[Records from a data source]

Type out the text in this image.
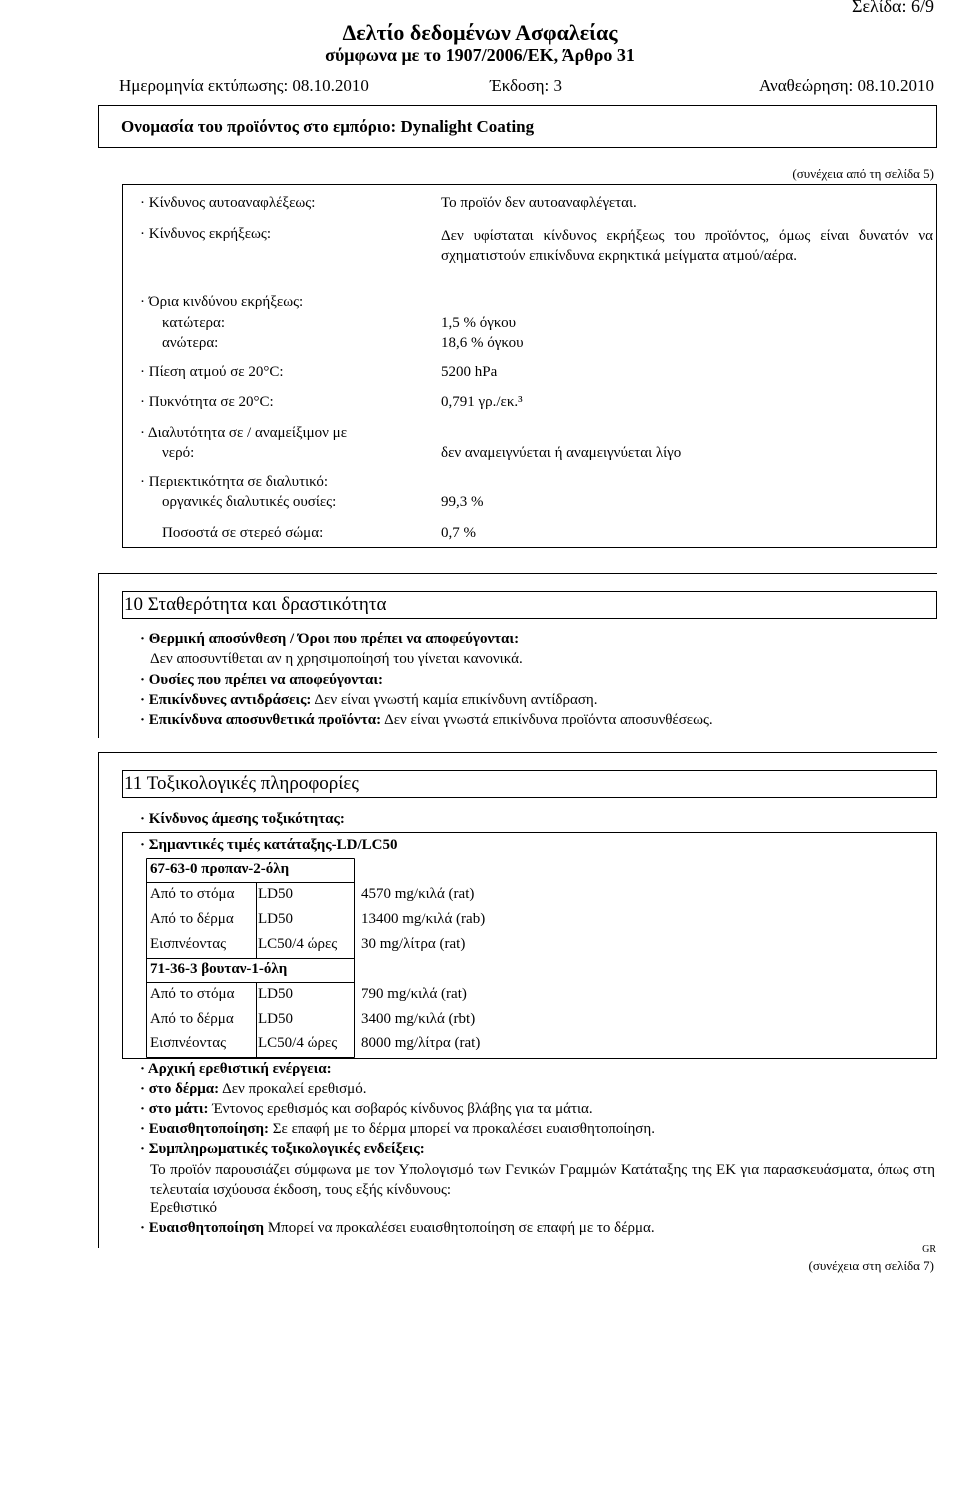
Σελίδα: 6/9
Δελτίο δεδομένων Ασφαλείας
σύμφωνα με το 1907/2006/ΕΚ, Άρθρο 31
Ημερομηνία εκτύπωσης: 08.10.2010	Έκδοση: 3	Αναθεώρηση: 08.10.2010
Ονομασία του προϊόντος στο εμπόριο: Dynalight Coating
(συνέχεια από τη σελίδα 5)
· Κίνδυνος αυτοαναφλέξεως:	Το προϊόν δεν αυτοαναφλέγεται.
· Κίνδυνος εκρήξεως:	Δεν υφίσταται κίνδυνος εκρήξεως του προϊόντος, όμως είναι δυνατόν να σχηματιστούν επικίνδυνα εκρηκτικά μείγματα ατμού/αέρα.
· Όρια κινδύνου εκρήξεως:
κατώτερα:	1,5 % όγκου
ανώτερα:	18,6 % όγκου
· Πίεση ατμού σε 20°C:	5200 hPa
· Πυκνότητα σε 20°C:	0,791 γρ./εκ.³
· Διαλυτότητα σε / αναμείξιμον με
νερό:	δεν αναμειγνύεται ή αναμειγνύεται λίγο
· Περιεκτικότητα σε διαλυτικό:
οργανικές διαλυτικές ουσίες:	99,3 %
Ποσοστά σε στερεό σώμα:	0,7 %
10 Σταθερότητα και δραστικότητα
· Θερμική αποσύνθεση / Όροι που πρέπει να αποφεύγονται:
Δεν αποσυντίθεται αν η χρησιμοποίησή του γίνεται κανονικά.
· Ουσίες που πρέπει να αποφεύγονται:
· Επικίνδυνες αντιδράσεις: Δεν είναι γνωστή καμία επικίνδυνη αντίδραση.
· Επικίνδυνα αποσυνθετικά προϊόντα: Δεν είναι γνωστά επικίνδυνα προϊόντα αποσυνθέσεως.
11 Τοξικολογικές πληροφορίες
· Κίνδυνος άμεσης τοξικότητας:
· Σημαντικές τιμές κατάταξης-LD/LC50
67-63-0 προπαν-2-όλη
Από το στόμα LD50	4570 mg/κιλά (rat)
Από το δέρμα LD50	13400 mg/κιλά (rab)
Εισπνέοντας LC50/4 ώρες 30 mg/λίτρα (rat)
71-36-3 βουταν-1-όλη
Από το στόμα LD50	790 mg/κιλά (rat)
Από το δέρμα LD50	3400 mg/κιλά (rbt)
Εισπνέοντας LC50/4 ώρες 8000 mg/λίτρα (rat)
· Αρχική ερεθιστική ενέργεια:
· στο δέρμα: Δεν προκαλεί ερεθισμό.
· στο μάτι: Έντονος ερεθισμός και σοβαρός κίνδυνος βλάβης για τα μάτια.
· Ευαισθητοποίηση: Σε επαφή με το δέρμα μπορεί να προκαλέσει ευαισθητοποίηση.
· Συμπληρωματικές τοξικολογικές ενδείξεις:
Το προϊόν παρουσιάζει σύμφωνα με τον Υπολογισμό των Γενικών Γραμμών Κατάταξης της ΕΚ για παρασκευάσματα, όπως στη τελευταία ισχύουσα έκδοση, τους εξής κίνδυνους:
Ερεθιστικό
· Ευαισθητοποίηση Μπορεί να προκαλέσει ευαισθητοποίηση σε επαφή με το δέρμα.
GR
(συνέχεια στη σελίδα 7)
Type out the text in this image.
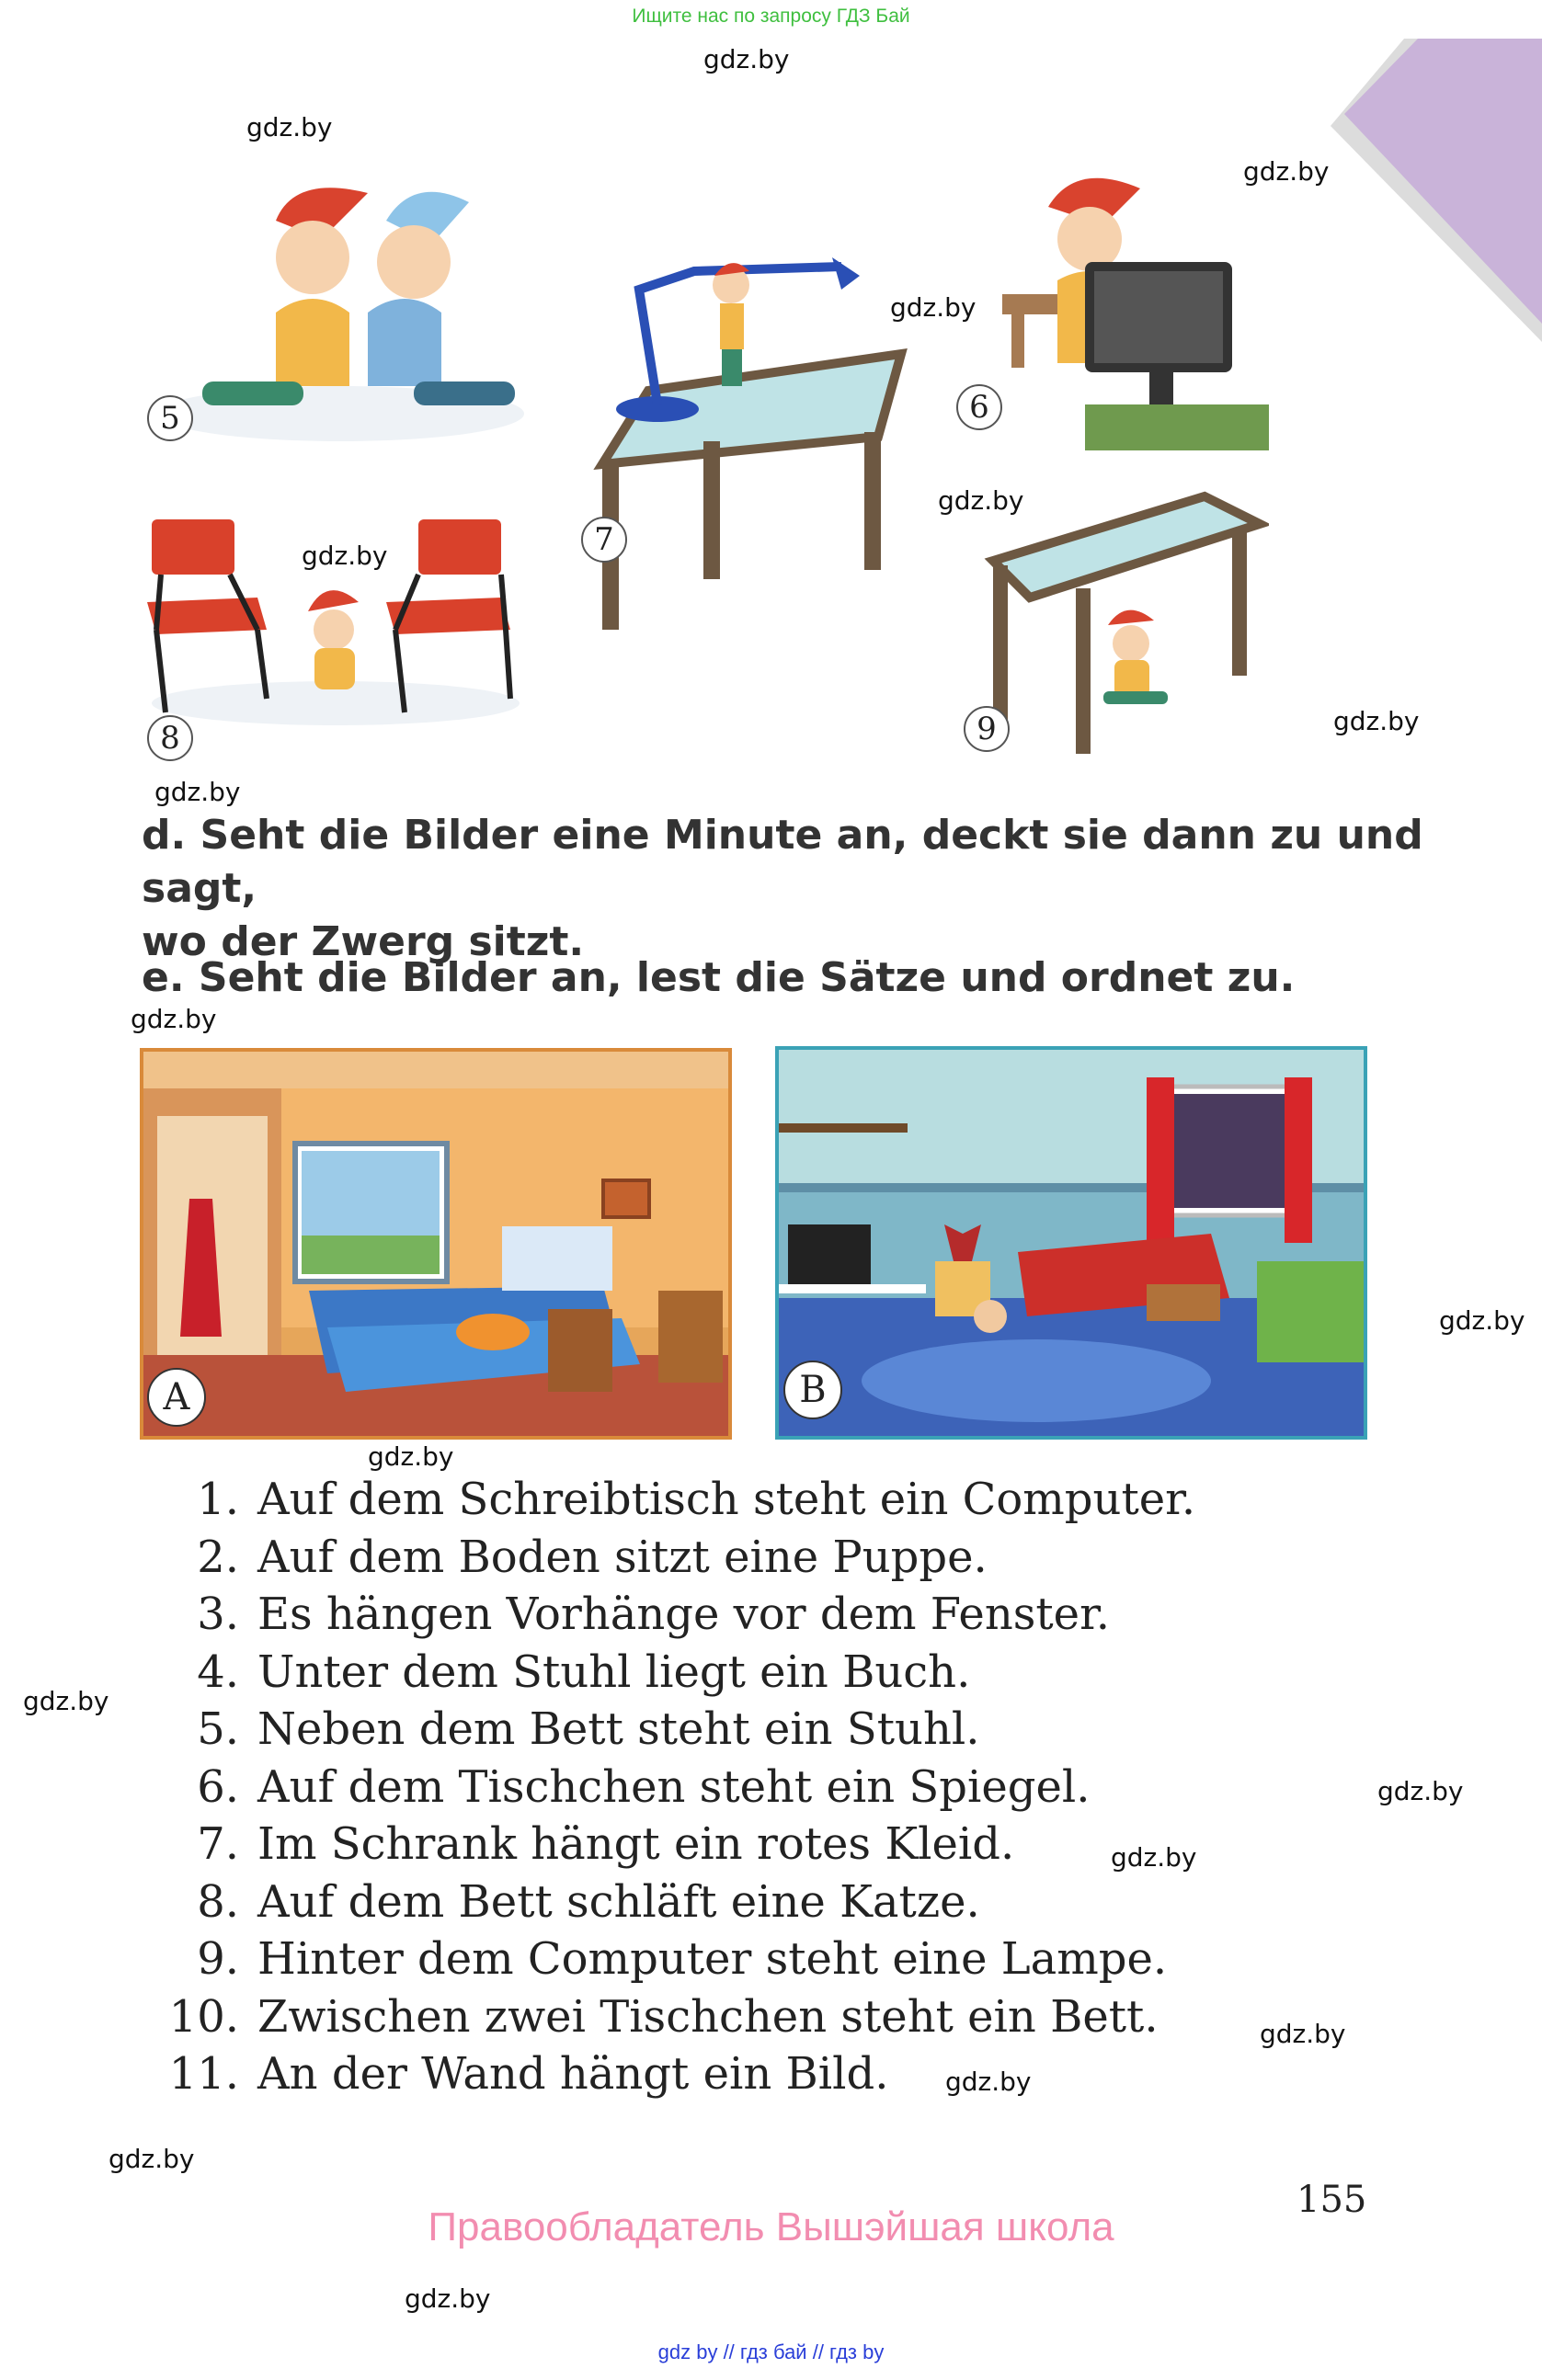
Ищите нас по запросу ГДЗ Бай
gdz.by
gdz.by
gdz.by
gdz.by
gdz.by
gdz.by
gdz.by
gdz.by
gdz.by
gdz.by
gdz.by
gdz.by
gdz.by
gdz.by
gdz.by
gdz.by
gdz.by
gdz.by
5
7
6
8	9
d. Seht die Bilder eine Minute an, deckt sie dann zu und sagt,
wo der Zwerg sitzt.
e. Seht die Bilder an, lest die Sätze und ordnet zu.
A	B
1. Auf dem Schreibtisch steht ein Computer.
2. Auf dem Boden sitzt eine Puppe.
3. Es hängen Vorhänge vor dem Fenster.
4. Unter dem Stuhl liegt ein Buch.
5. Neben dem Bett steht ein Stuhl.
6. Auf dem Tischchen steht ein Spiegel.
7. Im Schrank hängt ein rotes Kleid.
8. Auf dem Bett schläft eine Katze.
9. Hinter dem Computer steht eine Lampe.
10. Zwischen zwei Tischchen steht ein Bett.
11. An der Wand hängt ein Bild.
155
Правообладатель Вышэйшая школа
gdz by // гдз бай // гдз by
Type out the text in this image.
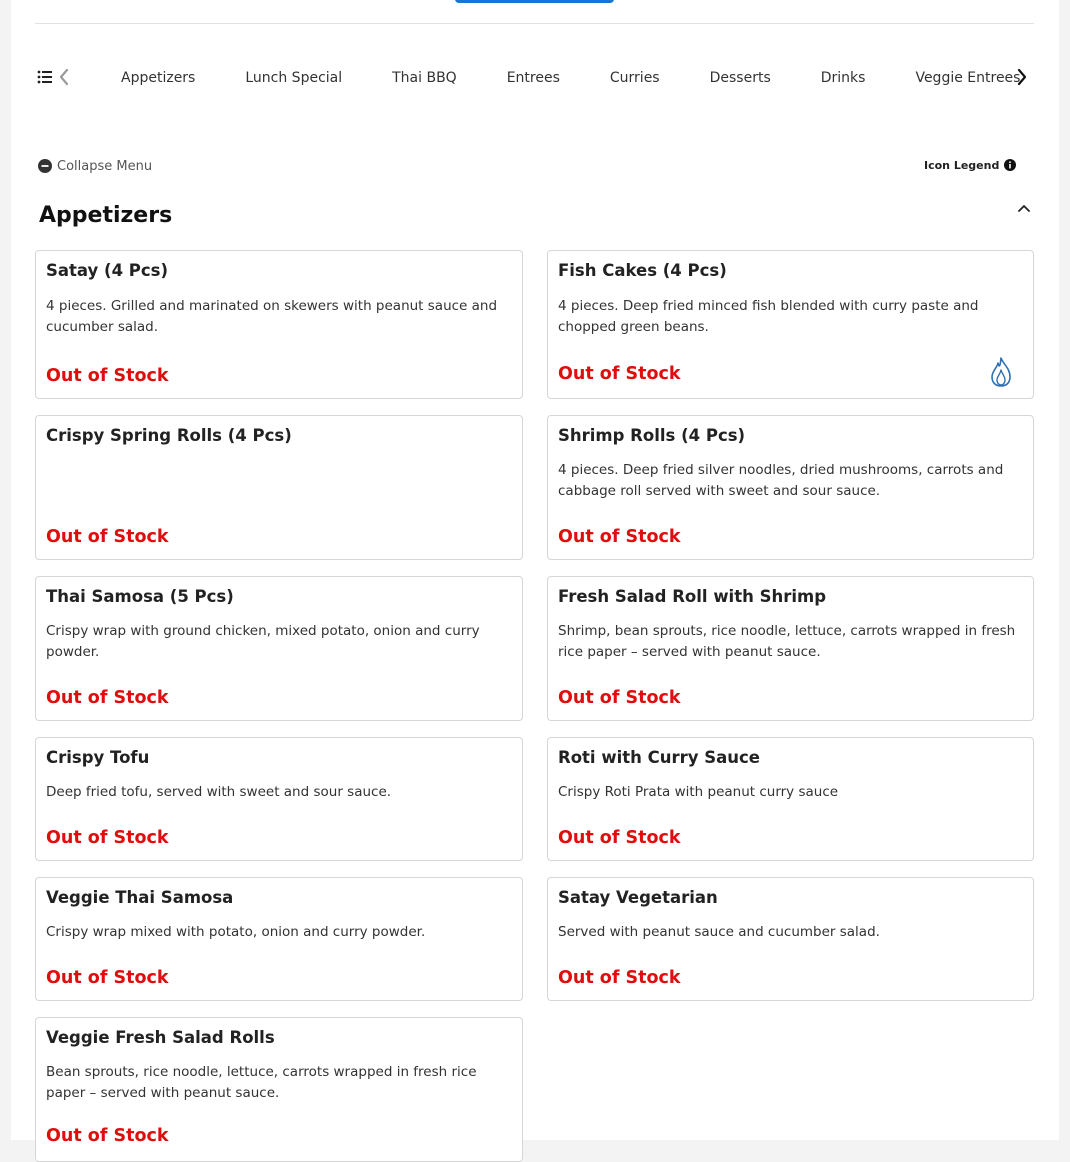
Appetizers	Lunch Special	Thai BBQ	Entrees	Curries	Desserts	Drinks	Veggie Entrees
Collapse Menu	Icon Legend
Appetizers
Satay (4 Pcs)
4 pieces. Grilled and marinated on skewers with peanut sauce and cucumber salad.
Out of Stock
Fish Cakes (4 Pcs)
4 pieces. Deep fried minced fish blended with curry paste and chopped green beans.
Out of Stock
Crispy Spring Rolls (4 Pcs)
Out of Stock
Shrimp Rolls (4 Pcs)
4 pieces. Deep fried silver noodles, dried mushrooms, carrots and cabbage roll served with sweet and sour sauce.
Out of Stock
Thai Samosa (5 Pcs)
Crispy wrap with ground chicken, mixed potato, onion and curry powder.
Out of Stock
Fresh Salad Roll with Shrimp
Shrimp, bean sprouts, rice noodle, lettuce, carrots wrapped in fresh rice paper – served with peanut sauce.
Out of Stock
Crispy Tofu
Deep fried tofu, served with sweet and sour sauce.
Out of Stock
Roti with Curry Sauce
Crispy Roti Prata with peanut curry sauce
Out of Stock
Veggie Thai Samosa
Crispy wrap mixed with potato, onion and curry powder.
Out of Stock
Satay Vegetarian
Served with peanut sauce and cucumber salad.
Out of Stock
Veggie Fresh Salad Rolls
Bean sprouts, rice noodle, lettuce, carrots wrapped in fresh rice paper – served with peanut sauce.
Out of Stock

GIVEN INSTRUCTION => Which lines hold the word "Tischchen"? Copy every one of them.

THE COMPLETED TASK =>
6. Auf dem Tischchen steht ein Spiegel.
10. Zwischen zwei Tischchen steht ein Bett.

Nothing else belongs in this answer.